[Records from a dataset]

● ● ● ●

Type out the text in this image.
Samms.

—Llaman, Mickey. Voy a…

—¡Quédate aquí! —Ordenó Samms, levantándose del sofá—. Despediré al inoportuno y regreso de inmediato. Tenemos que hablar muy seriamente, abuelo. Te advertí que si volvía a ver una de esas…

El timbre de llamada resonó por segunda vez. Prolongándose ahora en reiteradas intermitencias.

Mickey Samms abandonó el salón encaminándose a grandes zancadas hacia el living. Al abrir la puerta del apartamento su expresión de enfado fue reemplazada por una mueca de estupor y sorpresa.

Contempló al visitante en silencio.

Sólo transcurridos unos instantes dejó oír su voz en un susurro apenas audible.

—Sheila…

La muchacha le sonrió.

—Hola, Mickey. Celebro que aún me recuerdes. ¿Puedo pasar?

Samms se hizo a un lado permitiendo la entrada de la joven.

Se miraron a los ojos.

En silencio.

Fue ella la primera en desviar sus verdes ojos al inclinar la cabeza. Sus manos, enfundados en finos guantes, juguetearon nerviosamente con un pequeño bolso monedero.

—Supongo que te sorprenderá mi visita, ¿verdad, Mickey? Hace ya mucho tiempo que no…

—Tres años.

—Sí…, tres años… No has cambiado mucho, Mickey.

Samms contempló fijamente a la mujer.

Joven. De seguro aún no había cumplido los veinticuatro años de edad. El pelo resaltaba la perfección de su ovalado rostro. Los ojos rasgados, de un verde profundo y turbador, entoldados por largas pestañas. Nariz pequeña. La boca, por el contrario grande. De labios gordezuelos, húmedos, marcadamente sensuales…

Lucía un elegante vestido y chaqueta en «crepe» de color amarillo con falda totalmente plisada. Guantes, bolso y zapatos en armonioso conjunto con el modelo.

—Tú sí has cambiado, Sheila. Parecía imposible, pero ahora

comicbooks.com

● ● ● ●

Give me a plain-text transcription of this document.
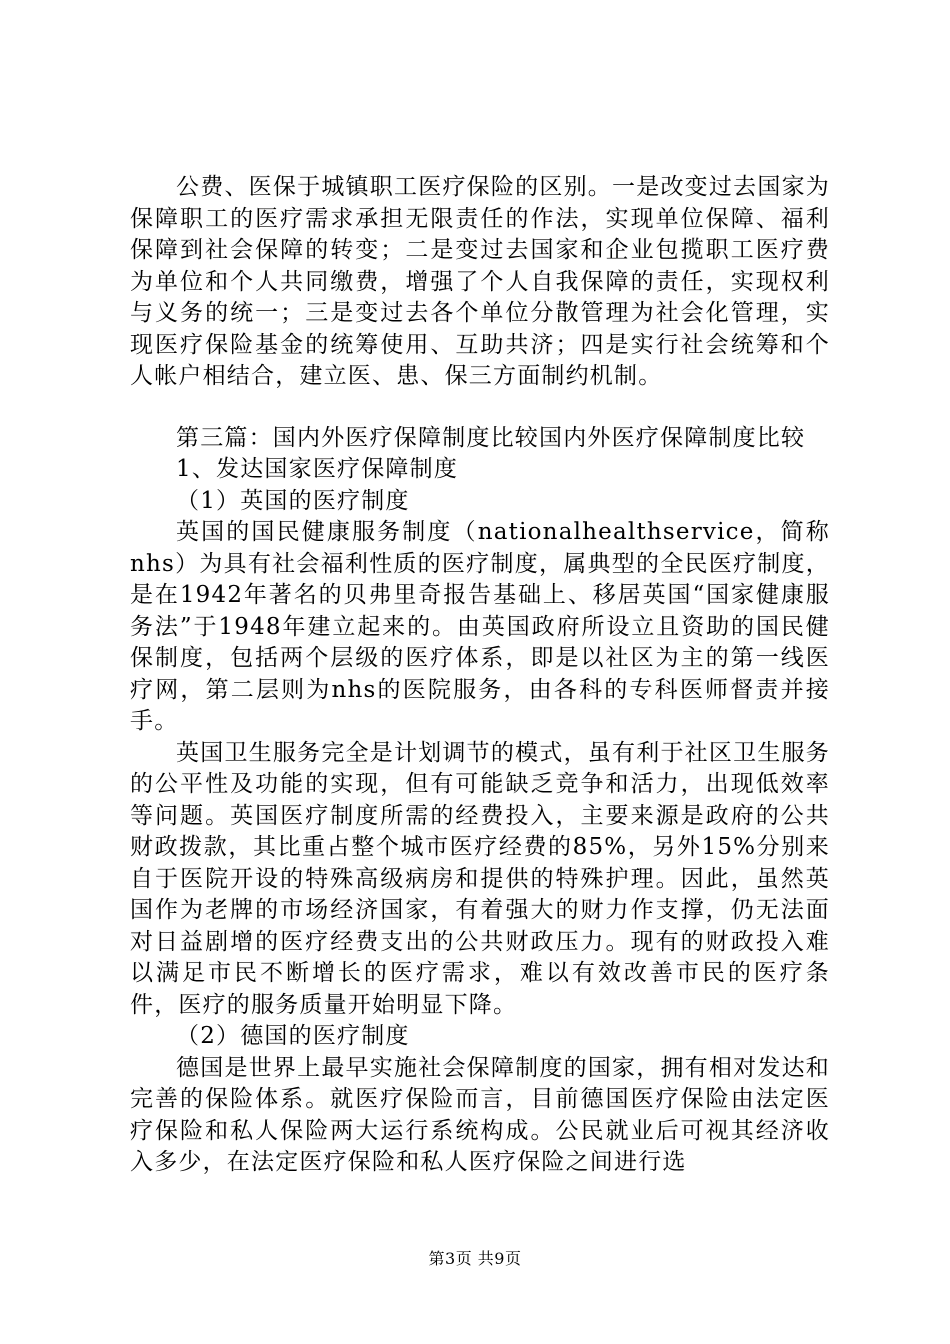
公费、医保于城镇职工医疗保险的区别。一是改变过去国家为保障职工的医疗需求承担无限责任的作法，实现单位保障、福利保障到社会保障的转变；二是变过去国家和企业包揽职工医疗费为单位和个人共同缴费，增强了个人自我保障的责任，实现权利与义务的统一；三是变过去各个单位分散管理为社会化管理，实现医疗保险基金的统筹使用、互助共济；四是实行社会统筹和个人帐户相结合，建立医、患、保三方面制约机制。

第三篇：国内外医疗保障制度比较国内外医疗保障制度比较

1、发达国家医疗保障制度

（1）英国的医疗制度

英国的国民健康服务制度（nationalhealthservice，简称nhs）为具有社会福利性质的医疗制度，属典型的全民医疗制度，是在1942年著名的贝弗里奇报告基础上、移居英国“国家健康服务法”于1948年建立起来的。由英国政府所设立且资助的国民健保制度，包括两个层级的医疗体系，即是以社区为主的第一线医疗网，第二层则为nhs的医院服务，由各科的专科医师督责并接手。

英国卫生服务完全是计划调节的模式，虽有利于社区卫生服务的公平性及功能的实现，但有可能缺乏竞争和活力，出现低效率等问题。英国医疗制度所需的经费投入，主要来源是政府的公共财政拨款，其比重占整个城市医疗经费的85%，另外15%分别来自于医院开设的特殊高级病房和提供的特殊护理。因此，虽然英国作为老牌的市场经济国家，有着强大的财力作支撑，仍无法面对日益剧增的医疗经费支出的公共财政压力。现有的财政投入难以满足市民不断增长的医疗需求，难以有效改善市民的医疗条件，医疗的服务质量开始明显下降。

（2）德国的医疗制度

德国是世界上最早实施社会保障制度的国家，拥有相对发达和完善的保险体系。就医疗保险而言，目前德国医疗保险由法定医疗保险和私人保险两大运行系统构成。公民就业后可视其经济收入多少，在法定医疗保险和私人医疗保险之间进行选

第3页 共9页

● ● ● ●

From the data, pick out every line that includes "Mickey".

> _Solution to this task_
—Llaman, Mickey. Voy a…
Mickey Samms abandonó el salón encaminándose a grandes zancadas hacia el living. Al abrir la puerta del apartamento su expresión de enfado fue reemplazada por una mueca de estupor y sorpresa.
—Hola, Mickey. Celebro que aún me recuerdes. ¿Puedo pasar?
—Supongo que te sorprenderá mi visita, ¿verdad, Mickey? Hace ya mucho tiempo que no…
—Sí…, tres años… No has cambiado mucho, Mickey.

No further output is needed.